▶ [Task to carry out]: Reproduce the records from their first line through the line containing "total-label: 合計 1,332 [650,234,705,289]", both included, changing each "series-label" to "legend-entry" and leaving all else unchanged.

▶ [Data provided]:
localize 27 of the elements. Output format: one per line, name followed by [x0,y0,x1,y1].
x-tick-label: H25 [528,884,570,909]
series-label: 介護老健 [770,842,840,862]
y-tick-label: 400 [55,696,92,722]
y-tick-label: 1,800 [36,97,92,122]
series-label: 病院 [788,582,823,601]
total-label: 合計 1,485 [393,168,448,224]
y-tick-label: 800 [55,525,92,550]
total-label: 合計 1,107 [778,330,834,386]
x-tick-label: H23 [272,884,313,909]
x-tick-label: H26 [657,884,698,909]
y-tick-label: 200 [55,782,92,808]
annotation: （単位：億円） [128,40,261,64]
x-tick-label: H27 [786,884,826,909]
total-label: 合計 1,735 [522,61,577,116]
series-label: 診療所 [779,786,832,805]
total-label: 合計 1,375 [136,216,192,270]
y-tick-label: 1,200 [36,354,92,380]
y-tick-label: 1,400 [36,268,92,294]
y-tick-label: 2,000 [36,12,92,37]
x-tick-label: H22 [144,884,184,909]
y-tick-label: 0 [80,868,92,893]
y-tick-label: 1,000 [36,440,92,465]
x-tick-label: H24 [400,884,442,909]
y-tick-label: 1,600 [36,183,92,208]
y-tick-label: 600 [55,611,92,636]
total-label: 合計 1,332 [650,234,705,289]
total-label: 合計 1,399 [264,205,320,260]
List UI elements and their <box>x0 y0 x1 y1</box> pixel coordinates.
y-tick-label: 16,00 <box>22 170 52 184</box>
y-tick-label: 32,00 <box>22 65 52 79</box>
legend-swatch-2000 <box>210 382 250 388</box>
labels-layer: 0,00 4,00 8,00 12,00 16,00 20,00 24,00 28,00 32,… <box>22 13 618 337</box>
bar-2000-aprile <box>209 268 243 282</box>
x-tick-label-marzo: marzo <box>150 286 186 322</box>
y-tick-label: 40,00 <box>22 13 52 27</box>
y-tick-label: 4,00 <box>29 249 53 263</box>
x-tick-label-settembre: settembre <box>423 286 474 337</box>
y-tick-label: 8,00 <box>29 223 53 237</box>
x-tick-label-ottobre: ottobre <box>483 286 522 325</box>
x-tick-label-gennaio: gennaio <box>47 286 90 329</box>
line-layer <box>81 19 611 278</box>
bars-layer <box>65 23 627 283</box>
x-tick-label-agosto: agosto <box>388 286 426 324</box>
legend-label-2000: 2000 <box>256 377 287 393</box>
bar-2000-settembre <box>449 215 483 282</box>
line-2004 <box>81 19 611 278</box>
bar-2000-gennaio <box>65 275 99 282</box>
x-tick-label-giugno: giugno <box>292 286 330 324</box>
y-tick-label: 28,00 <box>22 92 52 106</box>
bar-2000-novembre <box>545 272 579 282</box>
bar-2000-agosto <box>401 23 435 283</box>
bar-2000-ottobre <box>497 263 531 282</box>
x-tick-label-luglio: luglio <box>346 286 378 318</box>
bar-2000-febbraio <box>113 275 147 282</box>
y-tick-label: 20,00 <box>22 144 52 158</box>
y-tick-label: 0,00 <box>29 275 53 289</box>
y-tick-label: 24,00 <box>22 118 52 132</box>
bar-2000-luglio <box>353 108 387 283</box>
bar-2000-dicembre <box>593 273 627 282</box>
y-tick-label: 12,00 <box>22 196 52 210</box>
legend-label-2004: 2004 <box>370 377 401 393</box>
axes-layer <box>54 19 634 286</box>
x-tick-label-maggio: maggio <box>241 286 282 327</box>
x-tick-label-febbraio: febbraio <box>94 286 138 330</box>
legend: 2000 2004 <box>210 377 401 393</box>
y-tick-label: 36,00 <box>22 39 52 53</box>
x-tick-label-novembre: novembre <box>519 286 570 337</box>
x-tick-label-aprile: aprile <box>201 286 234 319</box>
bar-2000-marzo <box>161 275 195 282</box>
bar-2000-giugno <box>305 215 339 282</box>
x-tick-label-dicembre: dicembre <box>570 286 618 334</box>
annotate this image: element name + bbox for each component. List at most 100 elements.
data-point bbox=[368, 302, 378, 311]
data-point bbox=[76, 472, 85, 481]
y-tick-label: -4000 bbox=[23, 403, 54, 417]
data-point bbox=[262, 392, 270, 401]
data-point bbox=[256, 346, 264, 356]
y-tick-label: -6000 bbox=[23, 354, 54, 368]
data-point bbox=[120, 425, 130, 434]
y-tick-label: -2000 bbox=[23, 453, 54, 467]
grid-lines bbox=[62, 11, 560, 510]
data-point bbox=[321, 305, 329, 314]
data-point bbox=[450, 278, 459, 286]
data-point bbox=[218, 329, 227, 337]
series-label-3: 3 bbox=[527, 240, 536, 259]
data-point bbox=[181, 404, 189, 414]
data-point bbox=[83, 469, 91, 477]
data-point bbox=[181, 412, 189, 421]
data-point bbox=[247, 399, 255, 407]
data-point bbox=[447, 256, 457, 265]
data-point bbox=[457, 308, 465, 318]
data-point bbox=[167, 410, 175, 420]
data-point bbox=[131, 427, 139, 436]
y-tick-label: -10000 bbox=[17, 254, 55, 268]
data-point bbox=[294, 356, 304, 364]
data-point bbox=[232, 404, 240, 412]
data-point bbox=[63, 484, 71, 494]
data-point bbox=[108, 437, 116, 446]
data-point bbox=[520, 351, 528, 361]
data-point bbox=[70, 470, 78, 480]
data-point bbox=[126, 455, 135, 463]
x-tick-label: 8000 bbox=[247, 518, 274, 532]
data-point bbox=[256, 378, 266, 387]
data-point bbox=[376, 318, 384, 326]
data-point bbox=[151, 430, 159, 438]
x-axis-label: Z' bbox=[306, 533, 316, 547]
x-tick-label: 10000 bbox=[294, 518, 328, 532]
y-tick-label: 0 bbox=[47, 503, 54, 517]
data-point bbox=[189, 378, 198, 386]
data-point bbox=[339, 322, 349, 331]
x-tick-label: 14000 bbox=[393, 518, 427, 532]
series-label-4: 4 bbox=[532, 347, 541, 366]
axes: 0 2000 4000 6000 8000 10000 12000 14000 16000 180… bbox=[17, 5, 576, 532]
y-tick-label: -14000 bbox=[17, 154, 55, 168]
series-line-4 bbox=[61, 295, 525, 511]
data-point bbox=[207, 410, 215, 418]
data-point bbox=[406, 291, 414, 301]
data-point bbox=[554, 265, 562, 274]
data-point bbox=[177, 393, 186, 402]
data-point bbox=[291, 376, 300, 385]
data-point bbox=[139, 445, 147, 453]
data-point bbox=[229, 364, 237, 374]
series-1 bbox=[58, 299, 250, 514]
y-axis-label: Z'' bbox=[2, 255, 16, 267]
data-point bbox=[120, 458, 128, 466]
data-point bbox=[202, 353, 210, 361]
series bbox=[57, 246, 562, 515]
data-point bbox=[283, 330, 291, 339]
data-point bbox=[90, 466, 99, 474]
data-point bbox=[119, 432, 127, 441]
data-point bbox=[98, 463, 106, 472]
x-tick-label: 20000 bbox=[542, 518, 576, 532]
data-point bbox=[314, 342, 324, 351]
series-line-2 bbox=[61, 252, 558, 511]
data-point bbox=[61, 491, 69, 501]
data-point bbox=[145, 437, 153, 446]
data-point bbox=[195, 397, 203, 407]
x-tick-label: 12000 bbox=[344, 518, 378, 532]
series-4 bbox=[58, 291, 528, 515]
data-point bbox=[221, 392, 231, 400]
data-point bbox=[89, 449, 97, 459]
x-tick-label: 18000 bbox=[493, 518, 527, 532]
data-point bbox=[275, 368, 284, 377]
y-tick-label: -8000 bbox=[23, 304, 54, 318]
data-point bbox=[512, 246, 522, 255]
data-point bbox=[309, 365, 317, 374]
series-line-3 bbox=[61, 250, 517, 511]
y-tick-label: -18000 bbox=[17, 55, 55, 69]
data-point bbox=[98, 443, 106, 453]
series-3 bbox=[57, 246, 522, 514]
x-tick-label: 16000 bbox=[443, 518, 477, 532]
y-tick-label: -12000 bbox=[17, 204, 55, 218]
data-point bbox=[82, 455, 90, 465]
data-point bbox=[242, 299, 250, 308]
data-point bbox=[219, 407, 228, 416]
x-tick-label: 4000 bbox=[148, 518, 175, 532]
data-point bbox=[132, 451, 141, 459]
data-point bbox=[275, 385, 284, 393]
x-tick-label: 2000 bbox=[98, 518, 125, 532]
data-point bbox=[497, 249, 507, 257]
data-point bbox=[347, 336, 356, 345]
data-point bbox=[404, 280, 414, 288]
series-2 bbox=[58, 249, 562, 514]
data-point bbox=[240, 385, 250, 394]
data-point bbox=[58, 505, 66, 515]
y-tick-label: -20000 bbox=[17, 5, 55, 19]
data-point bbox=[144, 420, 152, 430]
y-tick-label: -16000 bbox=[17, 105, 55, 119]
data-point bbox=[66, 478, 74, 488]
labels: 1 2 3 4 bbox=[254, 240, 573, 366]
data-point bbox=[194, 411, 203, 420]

▶ [Result]:
localize 27 of the elements. Output format: one per line, name followed by [x0,y0,x1,y1].
x-tick-label: H25 [528,884,570,909]
legend-entry: 介護老健 [770,842,840,862]
y-tick-label: 400 [55,696,92,722]
y-tick-label: 1,800 [36,97,92,122]
legend-entry: 病院 [788,582,823,601]
total-label: 合計 1,485 [393,168,448,224]
y-tick-label: 800 [55,525,92,550]
total-label: 合計 1,107 [778,330,834,386]
x-tick-label: H23 [272,884,313,909]
x-tick-label: H26 [657,884,698,909]
y-tick-label: 200 [55,782,92,808]
annotation: （単位：億円） [128,40,261,64]
x-tick-label: H27 [786,884,826,909]
total-label: 合計 1,735 [522,61,577,116]
legend-entry: 診療所 [779,786,832,805]
total-label: 合計 1,375 [136,216,192,270]
y-tick-label: 1,200 [36,354,92,380]
y-tick-label: 1,400 [36,268,92,294]
y-tick-label: 2,000 [36,12,92,37]
x-tick-label: H22 [144,884,184,909]
y-tick-label: 0 [80,868,92,893]
y-tick-label: 1,000 [36,440,92,465]
x-tick-label: H24 [400,884,442,909]
y-tick-label: 1,600 [36,183,92,208]
y-tick-label: 600 [55,611,92,636]
total-label: 合計 1,332 [650,234,705,289]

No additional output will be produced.